Exercise brief ->
Please rewrite the items from the first one through the line containing "y-tick-label: lncRNA_8601 bbox=[105, 333, 182, 347]", replacing "gridline-horizontal" with "horizontal-gridline" and leaving everything else as it is.

Data lines ->
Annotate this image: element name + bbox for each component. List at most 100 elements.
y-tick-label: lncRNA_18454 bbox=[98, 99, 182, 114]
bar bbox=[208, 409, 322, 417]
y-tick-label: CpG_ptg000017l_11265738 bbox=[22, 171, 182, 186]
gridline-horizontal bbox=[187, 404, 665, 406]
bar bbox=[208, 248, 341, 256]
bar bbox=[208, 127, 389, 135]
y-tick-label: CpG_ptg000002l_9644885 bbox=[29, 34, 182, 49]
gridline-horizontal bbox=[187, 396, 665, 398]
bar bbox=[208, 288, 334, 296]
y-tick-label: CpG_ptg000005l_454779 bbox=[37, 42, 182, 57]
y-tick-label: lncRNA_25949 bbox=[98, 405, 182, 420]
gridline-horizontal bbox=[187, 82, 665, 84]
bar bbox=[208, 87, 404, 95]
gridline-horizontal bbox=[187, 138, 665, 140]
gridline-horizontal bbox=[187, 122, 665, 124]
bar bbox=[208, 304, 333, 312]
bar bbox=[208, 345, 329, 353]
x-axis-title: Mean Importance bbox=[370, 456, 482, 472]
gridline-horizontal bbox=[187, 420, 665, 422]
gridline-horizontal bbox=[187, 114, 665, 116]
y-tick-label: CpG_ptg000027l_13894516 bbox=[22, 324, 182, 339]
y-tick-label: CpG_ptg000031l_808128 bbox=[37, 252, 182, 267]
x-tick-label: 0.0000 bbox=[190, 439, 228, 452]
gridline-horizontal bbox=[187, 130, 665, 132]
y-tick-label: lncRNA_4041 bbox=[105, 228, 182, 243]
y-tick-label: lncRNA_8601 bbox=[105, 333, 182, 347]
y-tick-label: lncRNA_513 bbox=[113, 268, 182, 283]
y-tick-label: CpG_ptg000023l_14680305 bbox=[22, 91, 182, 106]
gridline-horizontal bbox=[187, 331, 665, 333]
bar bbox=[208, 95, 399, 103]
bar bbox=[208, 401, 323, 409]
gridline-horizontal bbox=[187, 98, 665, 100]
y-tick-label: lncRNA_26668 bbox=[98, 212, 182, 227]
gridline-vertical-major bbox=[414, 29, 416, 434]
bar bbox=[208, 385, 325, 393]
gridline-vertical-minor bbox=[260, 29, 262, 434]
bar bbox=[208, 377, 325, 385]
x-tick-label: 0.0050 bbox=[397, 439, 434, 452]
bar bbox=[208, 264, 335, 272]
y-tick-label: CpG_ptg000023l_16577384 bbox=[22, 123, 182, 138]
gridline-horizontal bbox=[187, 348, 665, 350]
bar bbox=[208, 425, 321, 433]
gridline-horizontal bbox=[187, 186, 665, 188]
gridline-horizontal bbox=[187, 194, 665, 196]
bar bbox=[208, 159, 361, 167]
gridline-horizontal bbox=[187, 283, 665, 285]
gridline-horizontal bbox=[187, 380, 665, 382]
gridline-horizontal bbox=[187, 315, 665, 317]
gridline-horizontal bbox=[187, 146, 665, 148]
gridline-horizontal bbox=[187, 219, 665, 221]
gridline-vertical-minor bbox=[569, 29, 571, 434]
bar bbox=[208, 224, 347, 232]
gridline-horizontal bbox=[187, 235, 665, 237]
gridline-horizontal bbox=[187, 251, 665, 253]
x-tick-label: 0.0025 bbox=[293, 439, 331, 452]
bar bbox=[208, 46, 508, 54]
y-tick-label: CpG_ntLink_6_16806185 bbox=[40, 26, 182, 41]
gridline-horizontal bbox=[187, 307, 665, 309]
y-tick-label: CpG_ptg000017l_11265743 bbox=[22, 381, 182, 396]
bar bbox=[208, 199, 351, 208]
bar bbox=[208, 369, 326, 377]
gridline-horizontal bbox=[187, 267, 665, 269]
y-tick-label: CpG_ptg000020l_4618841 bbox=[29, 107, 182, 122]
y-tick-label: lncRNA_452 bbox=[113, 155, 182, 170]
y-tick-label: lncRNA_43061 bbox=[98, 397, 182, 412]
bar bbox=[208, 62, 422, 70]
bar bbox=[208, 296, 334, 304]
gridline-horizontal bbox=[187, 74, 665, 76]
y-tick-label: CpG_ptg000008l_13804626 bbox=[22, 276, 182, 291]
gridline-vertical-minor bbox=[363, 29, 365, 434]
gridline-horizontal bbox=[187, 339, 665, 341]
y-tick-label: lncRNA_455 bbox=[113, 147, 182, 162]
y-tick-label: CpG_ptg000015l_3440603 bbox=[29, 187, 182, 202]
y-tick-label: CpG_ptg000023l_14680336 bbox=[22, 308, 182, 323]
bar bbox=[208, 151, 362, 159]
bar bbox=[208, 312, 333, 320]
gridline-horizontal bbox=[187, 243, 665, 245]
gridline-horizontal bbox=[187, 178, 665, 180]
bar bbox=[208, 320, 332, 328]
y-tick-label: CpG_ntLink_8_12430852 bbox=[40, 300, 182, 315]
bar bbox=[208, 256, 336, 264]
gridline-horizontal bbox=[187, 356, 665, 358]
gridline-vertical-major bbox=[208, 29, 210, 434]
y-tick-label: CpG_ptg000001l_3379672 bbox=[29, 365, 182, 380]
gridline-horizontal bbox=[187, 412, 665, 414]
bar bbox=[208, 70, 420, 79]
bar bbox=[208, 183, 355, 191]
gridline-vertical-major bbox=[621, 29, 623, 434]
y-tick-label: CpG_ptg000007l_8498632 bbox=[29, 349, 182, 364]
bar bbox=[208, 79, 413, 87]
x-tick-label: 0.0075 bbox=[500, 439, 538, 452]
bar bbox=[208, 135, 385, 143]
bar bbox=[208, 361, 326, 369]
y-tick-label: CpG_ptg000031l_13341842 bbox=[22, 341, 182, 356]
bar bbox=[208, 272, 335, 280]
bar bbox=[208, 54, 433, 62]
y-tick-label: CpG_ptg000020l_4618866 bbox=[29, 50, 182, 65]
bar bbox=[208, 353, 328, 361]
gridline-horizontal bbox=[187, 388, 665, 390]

Answer for this exercise ->
Annotate this image: element name + bbox for each component. List at most 100 elements.
y-tick-label: lncRNA_18454 bbox=[98, 99, 182, 114]
bar bbox=[208, 409, 322, 417]
y-tick-label: CpG_ptg000017l_11265738 bbox=[22, 171, 182, 186]
horizontal-gridline bbox=[187, 404, 665, 406]
bar bbox=[208, 248, 341, 256]
bar bbox=[208, 127, 389, 135]
y-tick-label: CpG_ptg000002l_9644885 bbox=[29, 34, 182, 49]
horizontal-gridline bbox=[187, 396, 665, 398]
bar bbox=[208, 288, 334, 296]
y-tick-label: CpG_ptg000005l_454779 bbox=[37, 42, 182, 57]
y-tick-label: lncRNA_25949 bbox=[98, 405, 182, 420]
horizontal-gridline bbox=[187, 82, 665, 84]
bar bbox=[208, 87, 404, 95]
horizontal-gridline bbox=[187, 138, 665, 140]
horizontal-gridline bbox=[187, 122, 665, 124]
bar bbox=[208, 304, 333, 312]
bar bbox=[208, 345, 329, 353]
x-axis-title: Mean Importance bbox=[370, 456, 482, 472]
horizontal-gridline bbox=[187, 420, 665, 422]
horizontal-gridline bbox=[187, 114, 665, 116]
y-tick-label: CpG_ptg000027l_13894516 bbox=[22, 324, 182, 339]
y-tick-label: CpG_ptg000031l_808128 bbox=[37, 252, 182, 267]
x-tick-label: 0.0000 bbox=[190, 439, 228, 452]
horizontal-gridline bbox=[187, 130, 665, 132]
y-tick-label: lncRNA_4041 bbox=[105, 228, 182, 243]
y-tick-label: lncRNA_8601 bbox=[105, 333, 182, 347]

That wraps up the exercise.